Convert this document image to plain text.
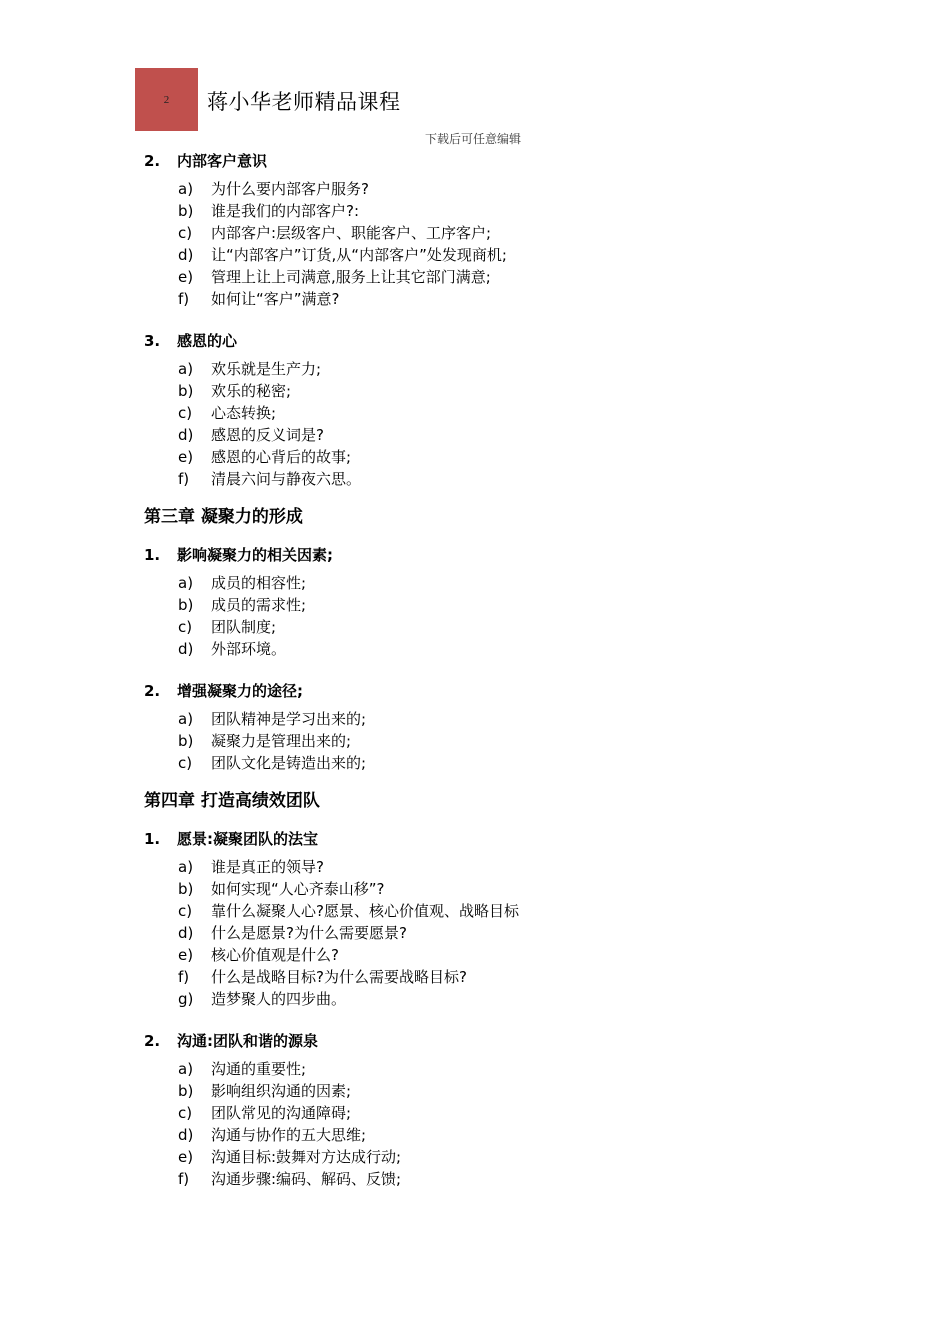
2 蒋小华老师精品课程
下载后可任意编辑
2.	内部客户意识
a)	为什么要内部客户服务?
b)	谁是我们的内部客户?:
c)	内部客户:层级客户、职能客户、工序客户;
d)	让“内部客户”订货,从“内部客户”处发现商机;
e)	管理上让上司满意,服务上让其它部门满意;
f)	如何让“客户”满意?
3.	感恩的心
a)	欢乐就是生产力;
b)	欢乐的秘密;
c)	心态转换;
d)	感恩的反义词是?
e)	感恩的心背后的故事;
f)	清晨六问与静夜六思。
第三章 凝聚力的形成
1.	影响凝聚力的相关因素;
a)	成员的相容性;
b)	成员的需求性;
c)	团队制度;
d)	外部环境。
2.	增强凝聚力的途径;
a)	团队精神是学习出来的;
b)	凝聚力是管理出来的;
c)	团队文化是铸造出来的;
第四章 打造高绩效团队
1.	愿景:凝聚团队的法宝
a)	谁是真正的领导?
b)	如何实现“人心齐泰山移”?
c)	靠什么凝聚人心?愿景、核心价值观、战略目标
d)	什么是愿景?为什么需要愿景?
e)	核心价值观是什么?
f)	什么是战略目标?为什么需要战略目标?
g)	造梦聚人的四步曲。
2.	沟通:团队和谐的源泉
a)	沟通的重要性;
b)	影响组织沟通的因素;
c)	团队常见的沟通障碍;
d)	沟通与协作的五大思维;
e)	沟通目标:鼓舞对方达成行动;
f)	沟通步骤:编码、解码、反馈;
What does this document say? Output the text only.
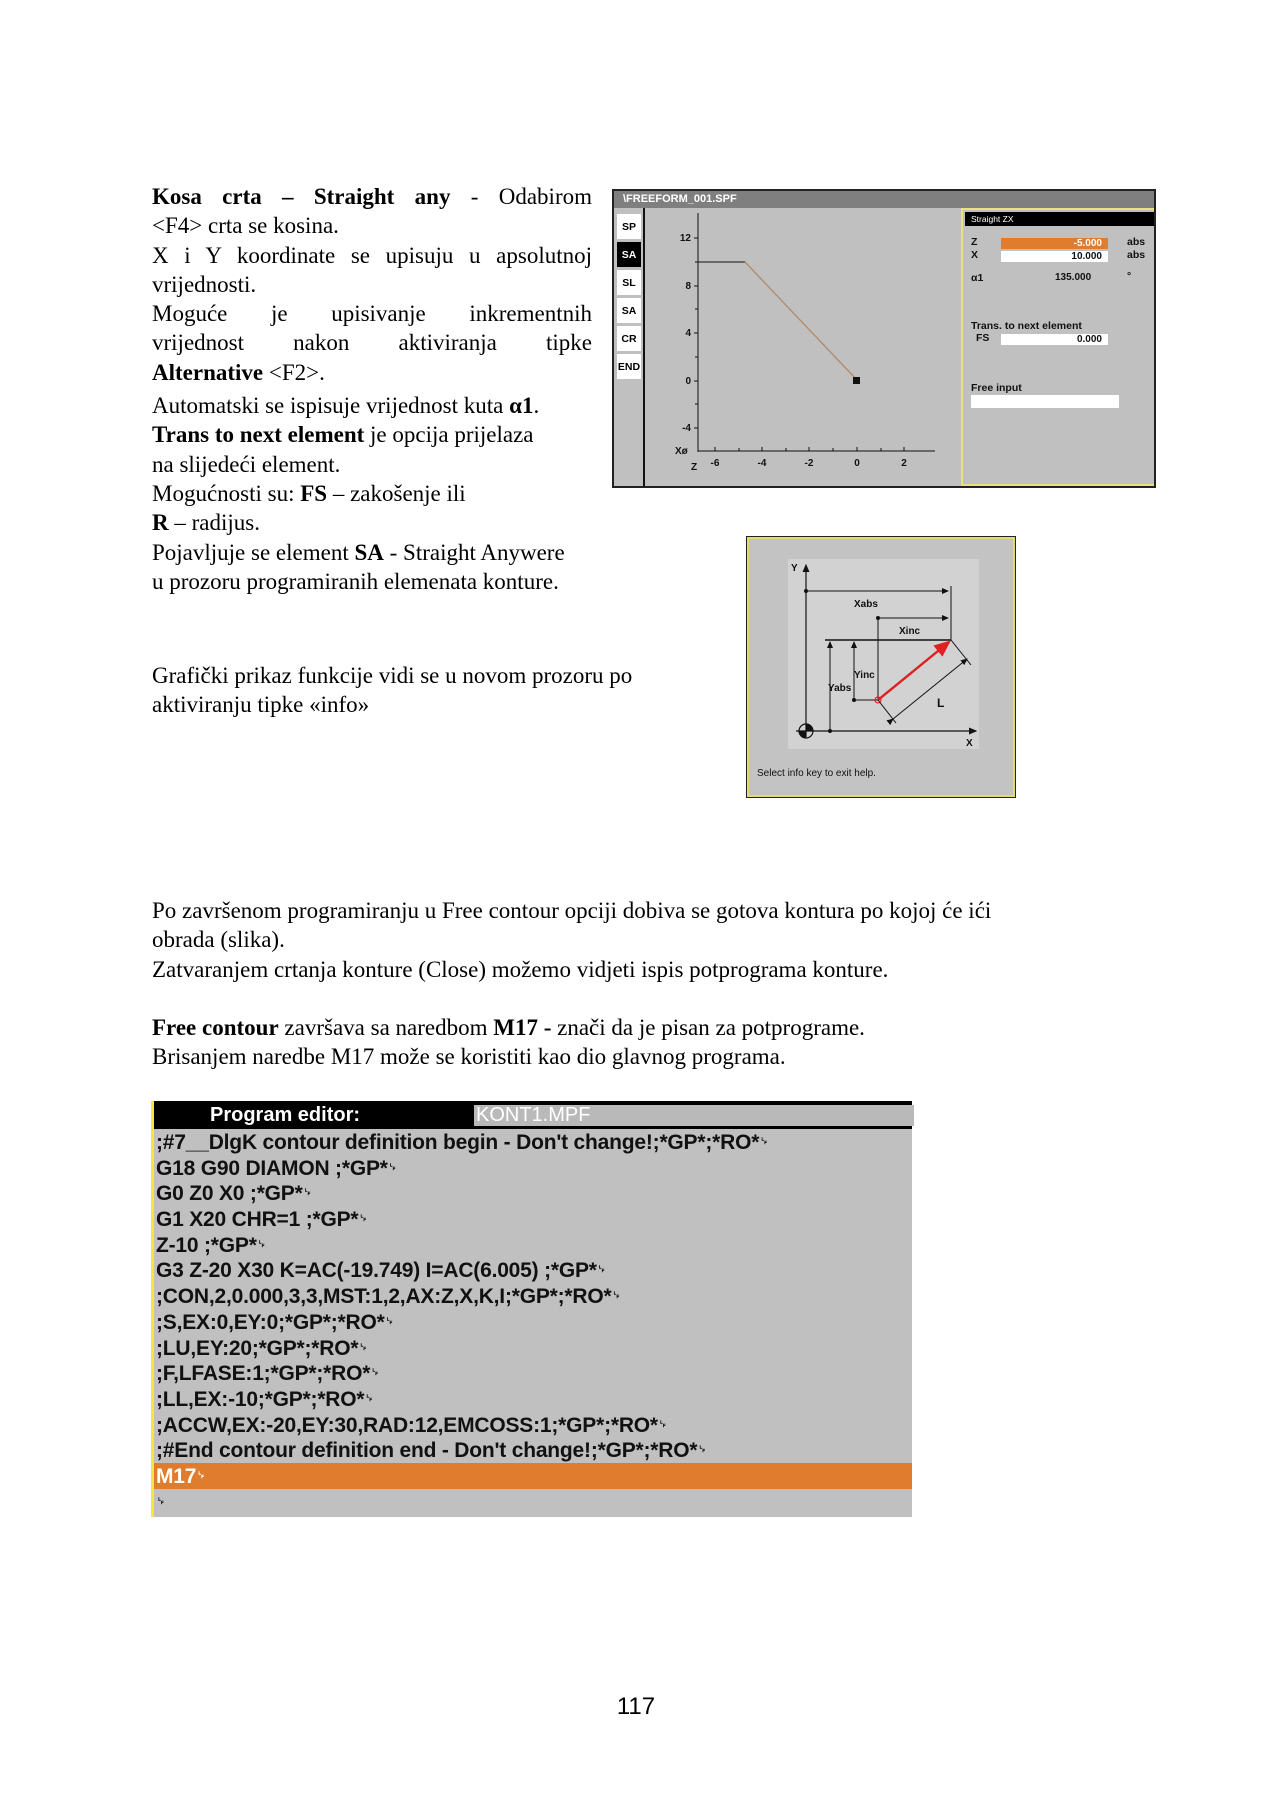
Kosa crta – Straight any - Odabirom

<F4> crta se kosina.

X i Y koordinate se upisuju u apsolutnoj

vrijednosti.

Moguće je upisivanje inkrementnih

vrijednost nakon aktiviranja tipke

Alternative <F2>.

Automatski se ispisuje vrijednost kuta α1.

Trans to next element je opcija prijelaza

na slijedeći element.

Mogućnosti su: FS – zakošenje ili

R – radijus.

Pojavljuje se element SA - Straight Anywere

u prozoru programiranih elemenata konture.

Grafički prikaz funkcije vidi se u novom prozoru po

aktiviranju tipke «info»

\FREEFORM_001.SPF
SP
SA
SL
SA
CR
END
12
8
4
0
-4
-6	-4	-2	0	2
Xø
Z
Straight ZX
Z	-5.000	abs
X	10.000	abs
α1	135.000	°
Trans. to next element
FS	0.000
Free input
Y
X
Xabs
Xinc
Yabs
Yinc
L
Select info key to exit help.

Po završenom programiranju u Free contour opciji dobiva se gotova kontura po kojoj će ići

obrada (slika).

Zatvaranjem crtanja konture (Close) možemo vidjeti ispis potprograma konture.

Free contour završava sa naredbom M17 - znači da je pisan za potprograme.

Brisanjem naredbe M17 može se koristiti kao dio glavnog programa.

Program editor:	KONT1.MPF
;#7__DlgK contour definition begin - Don't change!;*GP*;*RO*␊
G18 G90 DIAMON ;*GP*␊
G0 Z0 X0 ;*GP*␊
G1 X20 CHR=1 ;*GP*␊
Z-10 ;*GP*␊
G3 Z-20 X30 K=AC(-19.749) I=AC(6.005) ;*GP*␊
;CON,2,0.000,3,3,MST:1,2,AX:Z,X,K,I;*GP*;*RO*␊
;S,EX:0,EY:0;*GP*;*RO*␊
;LU,EY:20;*GP*;*RO*␊
;F,LFASE:1;*GP*;*RO*␊
;LL,EX:-10;*GP*;*RO*␊
;ACCW,EX:-20,EY:30,RAD:12,EMCOSS:1;*GP*;*RO*␊
;#End contour definition end - Don't change!;*GP*;*RO*␊
M17␊
␊
117
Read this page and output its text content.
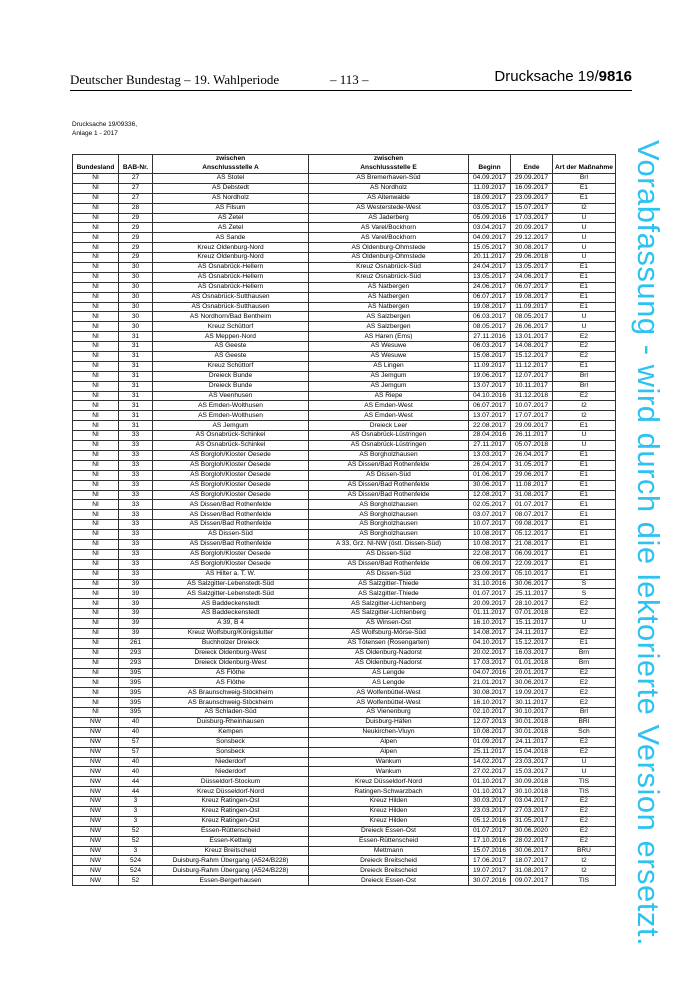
Deutscher Bundestag – 19. Wahlperiode	– 113 –	Drucksache 19/9816
Drucksache 19/09336,
Anlage 1 - 2017
		zwischen	zwischen			
Bundesland	BAB-Nr.	Anschlussstelle A	Anschlussstelle E	Beginn	Ende	Art der Maßnahme
NI	27	AS Stotel	AS Bremerhaven-Süd	04.09.2017	29.09.2017	Brl
NI	27	AS Debstedt	AS Nordholz	11.09.2017	16.09.2017	E1
NI	27	AS Nordholz	AS Altenwalde	18.09.2017	23.09.2017	E1
NI	28	AS Filsum	AS Westerstede-West	03.05.2017	15.07.2017	I2
NI	29	AS Zetel	AS Jaderberg	05.09.2016	17.03.2017	U
NI	29	AS Zetel	AS Varel/Bockhorn	03.04.2017	20.09.2017	U
NI	29	AS Sande	AS Varel/Bockhorn	04.09.2017	29.12.2017	U
NI	29	Kreuz Oldenburg-Nord	AS Oldenburg-Ohmstede	15.05.2017	30.08.2017	U
NI	29	Kreuz Oldenburg-Nord	AS Oldenburg-Ohmstede	20.11.2017	29.06.2018	U
NI	30	AS Osnabrück-Hellern	Kreuz Osnabrück-Süd	24.04.2017	13.05.2017	E1
NI	30	AS Osnabrück-Hellern	Kreuz Osnabrück-Süd	13.05.2017	24.06.2017	E1
NI	30	AS Osnabrück-Hellern	AS Natbergen	24.06.2017	06.07.2017	E1
NI	30	AS Osnabrück-Sutthausen	AS Natbergen	06.07.2017	19.08.2017	E1
NI	30	AS Osnabrück-Sutthausen	AS Natbergen	19.08.2017	11.09.2017	E1
NI	30	AS Nordhorn/Bad Bentheim	AS Salzbergen	06.03.2017	08.05.2017	U
NI	30	Kreuz Schüttorf	AS Salzbergen	08.05.2017	26.06.2017	U
NI	31	AS Meppen-Nord	AS Haren (Ems)	27.11.2016	13.01.2017	E2
NI	31	AS Geeste	AS Wesuwe	06.03.2017	14.08.2017	E2
NI	31	AS Geeste	AS Wesuwe	15.08.2017	15.12.2017	E2
NI	31	Kreuz Schüttorf	AS Lingen	11.09.2017	11.12.2017	E1
NI	31	Dreieck Bunde	AS Jemgum	19.06.2017	12.07.2017	Brl
NI	31	Dreieck Bunde	AS Jemgum	13.07.2017	10.11.2017	Brl
NI	31	AS Veenhusen	AS Riepe	04.10.2016	31.12.2018	E2
NI	31	AS Emden-Wolthusen	AS Emden-West	06.07.2017	10.07.2017	I2
NI	31	AS Emden-Wolthusen	AS Emden-West	13.07.2017	17.07.2017	I2
NI	31	AS Jemgum	Dreieck Leer	22.08.2017	29.09.2017	E1
NI	33	AS Osnabrück-Schinkel	AS Osnabrück-Lüstringen	28.04.2016	26.11.2017	U
NI	33	AS Osnabrück-Schinkel	AS Osnabrück-Lüstringen	27.11.2017	05.07.2018	U
NI	33	AS Borgloh/Kloster Oesede	AS Borgholzhausen	13.03.2017	26.04.2017	E1
NI	33	AS Borgloh/Kloster Oesede	AS Dissen/Bad Rothenfelde	26.04.2017	31.05.2017	E1
NI	33	AS Borgloh/Kloster Oesede	AS Dissen-Süd	01.06.2017	29.06.2017	E1
NI	33	AS Borgloh/Kloster Oesede	AS Dissen/Bad Rothenfelde	30.06.2017	11.08.2017	E1
NI	33	AS Borgloh/Kloster Oesede	AS Dissen/Bad Rothenfelde	12.08.2017	31.08.2017	E1
NI	33	AS Dissen/Bad Rothenfelde	AS Borgholzhausen	02.05.2017	01.07.2017	E1
NI	33	AS Dissen/Bad Rothenfelde	AS Borgholzhausen	03.07.2017	08.07.2017	E1
NI	33	AS Dissen/Bad Rothenfelde	AS Borgholzhausen	10.07.2017	09.08.2017	E1
NI	33	AS Dissen-Süd	AS Borgholzhausen	10.08.2017	05.12.2017	E1
NI	33	AS Dissen/Bad Rothenfelde	A 33, Grz. NI-NW (östl. Dissen-Süd)	10.08.2017	21.08.2017	E1
NI	33	AS Borgloh/Kloster Oesede	AS Dissen-Süd	22.08.2017	06.09.2017	E1
NI	33	AS Borgloh/Kloster Oesede	AS Dissen/Bad Rothenfelde	06.09.2017	22.09.2017	E1
NI	33	AS Hilter a. T. W.	AS Dissen-Süd	23.09.2017	05.10.2017	E1
NI	39	AS Salzgitter-Lebenstedt-Süd	AS Salzgitter-Thiede	31.10.2016	30.06.2017	S
NI	39	AS Salzgitter-Lebenstedt-Süd	AS Salzgitter-Thiede	01.07.2017	25.11.2017	S
NI	39	AS Baddeckenstedt	AS Salzgitter-Lichtenberg	20.09.2017	28.10.2017	E2
NI	39	AS Baddeckenstedt	AS Salzgitter-Lichtenberg	01.11.2017	07.01.2018	E2
NI	39	A 39, B 4	AS Winsen-Ost	16.10.2017	15.11.2017	U
NI	39	Kreuz Wolfsburg/Königslutter	AS Wolfsburg-Mörse-Süd	14.08.2017	24.11.2017	E2
NI	261	Buchholzer Dreieck	AS Tötensen (Rosengarten)	04.10.2017	15.12.2017	E1
NI	293	Dreieck Oldenburg-West	AS Oldenburg-Nadorst	20.02.2017	16.03.2017	Brn
NI	293	Dreieck Oldenburg-West	AS Oldenburg-Nadorst	17.03.2017	01.01.2018	Brn
NI	395	AS Flöthe	AS Lengde	04.07.2016	20.01.2017	E2
NI	395	AS Flöthe	AS Lengde	21.01.2017	30.06.2017	E2
NI	395	AS Braunschweig-Stöckheim	AS Wolfenbüttel-West	30.08.2017	19.09.2017	E2
NI	395	AS Braunschweig-Stöckheim	AS Wolfenbüttel-West	16.10.2017	30.11.2017	E2
NI	395	AS Schladen-Süd	AS Vienenburg	02.10.2017	30.10.2017	Brl
NW	40	Duisburg-Rheinhausen	Duisburg-Häfen	12.07.2013	30.01.2018	BRI
NW	40	Kempen	Neukirchen-Vluyn	10.08.2017	30.01.2018	Sch
NW	57	Sonsbeck	Alpen	01.09.2017	24.11.2017	E2
NW	57	Sonsbeck	Alpen	25.11.2017	15.04.2018	E2
NW	40	Niederdorf	Wankum	14.02.2017	23.03.2017	U
NW	40	Niederdorf	Wankum	27.02.2017	15.03.2017	U
NW	44	Düsseldorf-Stockum	Kreuz Düsseldorf-Nord	01.10.2017	30.09.2018	TIS
NW	44	Kreuz Düsseldorf-Nord	Ratingen-Schwarzbach	01.10.2017	30.10.2018	TIS
NW	3	Kreuz Ratingen-Ost	Kreuz Hilden	30.03.2017	03.04.2017	E2
NW	3	Kreuz Ratingen-Ost	Kreuz Hilden	23.03.2017	27.03.2017	E2
NW	3	Kreuz Ratingen-Ost	Kreuz Hilden	05.12.2016	31.05.2017	E2
NW	52	Essen-Rüttenscheid	Dreieck Essen-Ost	01.07.2017	30.06.2020	E2
NW	52	Essen-Kettwig	Essen-Rüttenscheid	17.10.2016	28.02.2017	E2
NW	3	Kreuz Breitscheid	Mettmann	15.07.2016	30.06.2017	BRU
NW	524	Duisburg-Rahm Übergang (A524/B228)	Dreieck Breitscheid	17.06.2017	18.07.2017	I2
NW	524	Duisburg-Rahm Übergang (A524/B228)	Dreieck Breitscheid	19.07.2017	31.08.2017	I2
NW	52	Essen-Bergerhausen	Dreieck Essen-Ost	30.07.2016	09.07.2017	TIS Vorabfassung - wird durch die lektorierte Version ersetzt.
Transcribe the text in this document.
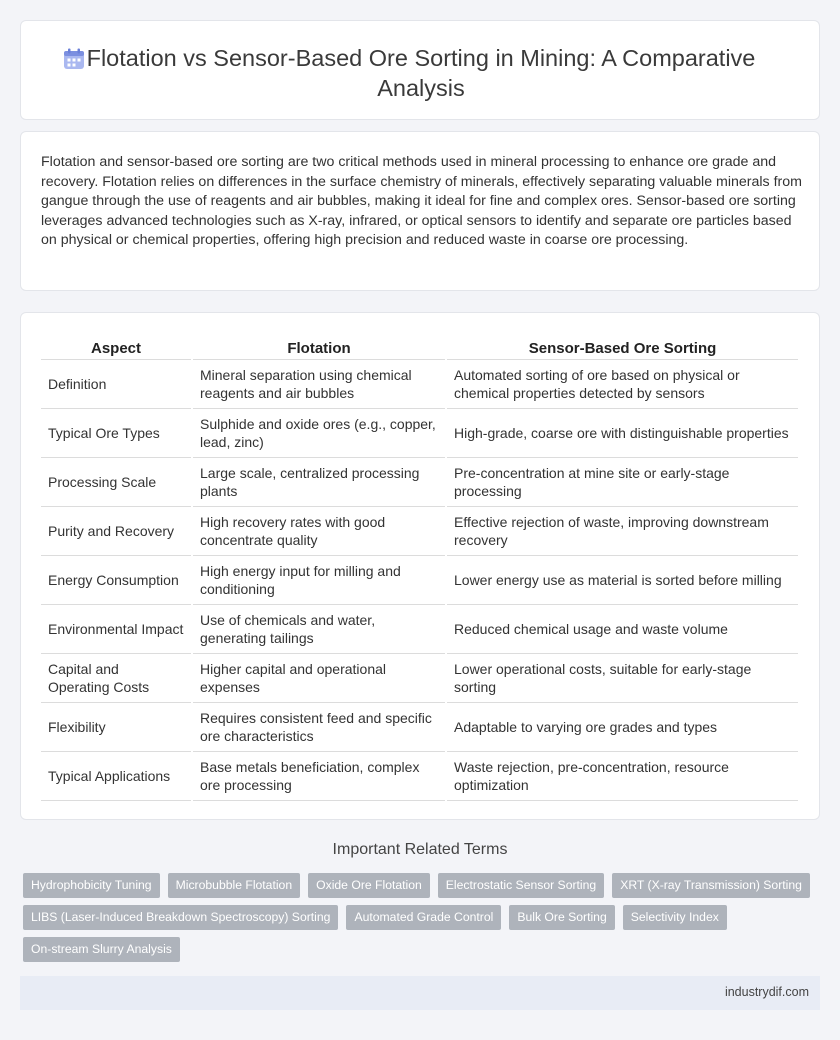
Flotation vs Sensor-Based Ore Sorting in Mining: A Comparative Analysis

Flotation and sensor-based ore sorting are two critical methods used in mineral processing to enhance ore grade and recovery. Flotation relies on differences in the surface chemistry of minerals, effectively separating valuable minerals from gangue through the use of reagents and air bubbles, making it ideal for fine and complex ores. Sensor-based ore sorting leverages advanced technologies such as X-ray, infrared, or optical sensors to identify and separate ore particles based on physical or chemical properties, offering high precision and reduced waste in coarse ore processing.

Aspect	Flotation	Sensor-Based Ore Sorting
Definition	Mineral separation using chemical reagents and air bubbles	Automated sorting of ore based on physical or chemical properties detected by sensors
Typical Ore Types	Sulphide and oxide ores (e.g., copper, lead, zinc)	High-grade, coarse ore with distinguishable properties
Processing Scale	Large scale, centralized processing plants	Pre-concentration at mine site or early-stage processing
Purity and Recovery	High recovery rates with good concentrate quality	Effective rejection of waste, improving downstream recovery
Energy Consumption	High energy input for milling and conditioning	Lower energy use as material is sorted before milling
Environmental Impact	Use of chemicals and water, generating tailings	Reduced chemical usage and waste volume
Capital and Operating Costs	Higher capital and operational expenses	Lower operational costs, suitable for early-stage sorting
Flexibility	Requires consistent feed and specific ore characteristics	Adaptable to varying ore grades and types
Typical Applications	Base metals beneficiation, complex ore processing	Waste rejection, pre-concentration, resource optimization
Important Related Terms
Hydrophobicity Tuning	Microbubble Flotation	Oxide Ore Flotation	Electrostatic Sensor Sorting	XRT (X-ray Transmission) Sorting
LIBS (Laser-Induced Breakdown Spectroscopy) Sorting	Automated Grade Control	Bulk Ore Sorting	Selectivity Index
On-stream Slurry Analysis
industrydif.com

Instructions for the task >> Pick out the lines containing the string "Bockhorn".

Output >>
NI	29	AS Zetel	AS Varel/Bockhorn	03.04.2017	20.09.2017	U
NI	29	AS Sande	AS Varel/Bockhorn	04.09.2017	29.12.2017	U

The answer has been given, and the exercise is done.